Data listing:
━━━━━━━━━━

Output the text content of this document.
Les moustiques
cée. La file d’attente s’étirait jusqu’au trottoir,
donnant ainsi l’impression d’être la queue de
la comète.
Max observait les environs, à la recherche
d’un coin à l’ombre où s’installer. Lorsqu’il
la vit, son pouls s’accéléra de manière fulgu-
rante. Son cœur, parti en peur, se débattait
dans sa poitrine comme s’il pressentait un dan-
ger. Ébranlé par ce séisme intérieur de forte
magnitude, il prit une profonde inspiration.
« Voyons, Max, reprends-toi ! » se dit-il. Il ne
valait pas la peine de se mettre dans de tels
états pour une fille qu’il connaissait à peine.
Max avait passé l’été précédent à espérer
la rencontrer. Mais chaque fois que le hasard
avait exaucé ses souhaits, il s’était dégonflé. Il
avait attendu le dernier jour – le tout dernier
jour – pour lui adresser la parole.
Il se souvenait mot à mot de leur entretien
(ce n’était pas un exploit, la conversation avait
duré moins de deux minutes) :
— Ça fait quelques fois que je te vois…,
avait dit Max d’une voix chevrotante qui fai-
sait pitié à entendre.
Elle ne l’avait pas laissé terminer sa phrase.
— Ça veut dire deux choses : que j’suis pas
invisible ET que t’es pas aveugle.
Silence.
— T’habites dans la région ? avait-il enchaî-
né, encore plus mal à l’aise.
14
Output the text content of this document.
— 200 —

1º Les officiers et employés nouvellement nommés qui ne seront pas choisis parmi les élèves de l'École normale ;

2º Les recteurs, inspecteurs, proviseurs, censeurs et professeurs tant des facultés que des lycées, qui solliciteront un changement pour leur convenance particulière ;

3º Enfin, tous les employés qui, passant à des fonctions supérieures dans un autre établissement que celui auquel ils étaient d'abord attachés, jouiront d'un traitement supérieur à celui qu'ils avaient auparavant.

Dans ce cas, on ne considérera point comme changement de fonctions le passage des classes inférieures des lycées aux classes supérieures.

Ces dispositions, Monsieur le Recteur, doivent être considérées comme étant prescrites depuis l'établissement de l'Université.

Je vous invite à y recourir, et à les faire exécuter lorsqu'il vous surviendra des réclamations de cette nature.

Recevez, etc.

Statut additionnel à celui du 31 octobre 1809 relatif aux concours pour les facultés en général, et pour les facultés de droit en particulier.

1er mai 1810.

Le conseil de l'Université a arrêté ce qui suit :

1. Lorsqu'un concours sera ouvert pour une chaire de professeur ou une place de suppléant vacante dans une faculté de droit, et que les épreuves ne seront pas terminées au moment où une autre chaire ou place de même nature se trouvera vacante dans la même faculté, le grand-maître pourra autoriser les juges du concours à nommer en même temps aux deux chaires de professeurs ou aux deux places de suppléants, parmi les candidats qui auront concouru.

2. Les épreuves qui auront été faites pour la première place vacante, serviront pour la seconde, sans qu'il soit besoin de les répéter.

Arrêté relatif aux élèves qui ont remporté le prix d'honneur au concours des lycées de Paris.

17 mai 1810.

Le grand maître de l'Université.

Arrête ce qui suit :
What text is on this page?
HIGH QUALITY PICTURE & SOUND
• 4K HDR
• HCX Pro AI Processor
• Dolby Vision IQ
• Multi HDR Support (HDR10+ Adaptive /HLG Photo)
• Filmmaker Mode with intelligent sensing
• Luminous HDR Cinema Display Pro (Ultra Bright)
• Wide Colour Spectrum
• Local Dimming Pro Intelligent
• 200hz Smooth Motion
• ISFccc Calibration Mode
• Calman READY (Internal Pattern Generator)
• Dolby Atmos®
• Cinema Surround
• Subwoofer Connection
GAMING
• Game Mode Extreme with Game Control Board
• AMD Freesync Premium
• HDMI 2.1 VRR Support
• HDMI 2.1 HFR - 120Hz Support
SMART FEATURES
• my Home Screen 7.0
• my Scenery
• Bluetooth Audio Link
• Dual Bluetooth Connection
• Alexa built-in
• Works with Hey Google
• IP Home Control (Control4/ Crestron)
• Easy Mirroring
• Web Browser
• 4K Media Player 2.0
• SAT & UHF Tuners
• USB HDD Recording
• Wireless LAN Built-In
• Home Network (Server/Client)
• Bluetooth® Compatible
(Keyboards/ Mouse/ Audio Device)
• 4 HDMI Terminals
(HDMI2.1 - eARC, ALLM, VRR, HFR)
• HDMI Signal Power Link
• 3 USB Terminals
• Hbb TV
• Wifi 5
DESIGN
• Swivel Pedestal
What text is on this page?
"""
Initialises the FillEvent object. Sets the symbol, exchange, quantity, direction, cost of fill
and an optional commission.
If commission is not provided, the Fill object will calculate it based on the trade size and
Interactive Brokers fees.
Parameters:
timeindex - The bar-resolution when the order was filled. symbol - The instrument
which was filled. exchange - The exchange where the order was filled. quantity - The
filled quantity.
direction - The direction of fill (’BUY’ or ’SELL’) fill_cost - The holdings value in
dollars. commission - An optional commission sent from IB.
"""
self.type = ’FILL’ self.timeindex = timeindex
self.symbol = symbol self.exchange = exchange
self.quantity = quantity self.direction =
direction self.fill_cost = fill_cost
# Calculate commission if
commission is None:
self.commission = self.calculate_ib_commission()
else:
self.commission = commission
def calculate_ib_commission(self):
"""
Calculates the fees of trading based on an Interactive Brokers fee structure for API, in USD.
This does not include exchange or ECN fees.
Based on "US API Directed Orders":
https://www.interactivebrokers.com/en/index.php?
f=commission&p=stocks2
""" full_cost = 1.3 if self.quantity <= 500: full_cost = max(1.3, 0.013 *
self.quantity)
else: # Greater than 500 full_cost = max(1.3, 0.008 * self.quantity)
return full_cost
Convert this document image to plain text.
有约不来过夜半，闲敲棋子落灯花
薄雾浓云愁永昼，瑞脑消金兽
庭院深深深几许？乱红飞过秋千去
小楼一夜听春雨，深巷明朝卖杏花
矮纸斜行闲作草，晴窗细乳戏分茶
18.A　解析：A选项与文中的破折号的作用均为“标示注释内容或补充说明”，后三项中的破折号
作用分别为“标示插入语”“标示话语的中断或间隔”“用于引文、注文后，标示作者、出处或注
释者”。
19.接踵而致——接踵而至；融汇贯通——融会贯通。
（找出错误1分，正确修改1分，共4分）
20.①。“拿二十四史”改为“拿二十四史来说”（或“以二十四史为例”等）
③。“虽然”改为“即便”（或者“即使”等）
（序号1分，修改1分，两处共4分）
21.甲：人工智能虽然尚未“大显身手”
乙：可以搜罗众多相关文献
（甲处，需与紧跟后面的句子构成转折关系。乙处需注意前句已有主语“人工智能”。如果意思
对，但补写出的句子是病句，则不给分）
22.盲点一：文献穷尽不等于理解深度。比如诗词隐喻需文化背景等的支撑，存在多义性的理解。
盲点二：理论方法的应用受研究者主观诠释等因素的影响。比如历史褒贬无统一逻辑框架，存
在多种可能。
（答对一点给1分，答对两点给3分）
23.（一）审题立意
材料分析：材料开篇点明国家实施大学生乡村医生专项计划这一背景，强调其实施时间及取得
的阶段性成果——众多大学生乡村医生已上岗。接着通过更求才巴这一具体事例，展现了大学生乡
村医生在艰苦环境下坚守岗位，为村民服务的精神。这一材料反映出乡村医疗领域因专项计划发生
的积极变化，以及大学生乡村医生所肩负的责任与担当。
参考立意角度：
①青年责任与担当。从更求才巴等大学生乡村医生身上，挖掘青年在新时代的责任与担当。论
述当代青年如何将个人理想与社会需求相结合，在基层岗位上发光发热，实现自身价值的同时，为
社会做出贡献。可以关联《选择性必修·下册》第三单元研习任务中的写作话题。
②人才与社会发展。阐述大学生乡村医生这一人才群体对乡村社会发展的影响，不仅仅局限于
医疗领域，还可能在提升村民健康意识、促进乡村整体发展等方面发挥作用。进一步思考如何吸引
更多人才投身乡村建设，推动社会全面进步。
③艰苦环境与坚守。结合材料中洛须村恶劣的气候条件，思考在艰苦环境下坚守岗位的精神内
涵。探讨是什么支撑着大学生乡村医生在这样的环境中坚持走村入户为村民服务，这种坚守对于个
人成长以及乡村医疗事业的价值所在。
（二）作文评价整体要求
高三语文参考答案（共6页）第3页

━━━━━━━━━━

▶ [TO DO]
All lines that include "Control" are to be gathered and copied.

▶ [REPLY]
• Game Mode Extreme with Game Control Board
• IP Home Control (Control4/ Crestron)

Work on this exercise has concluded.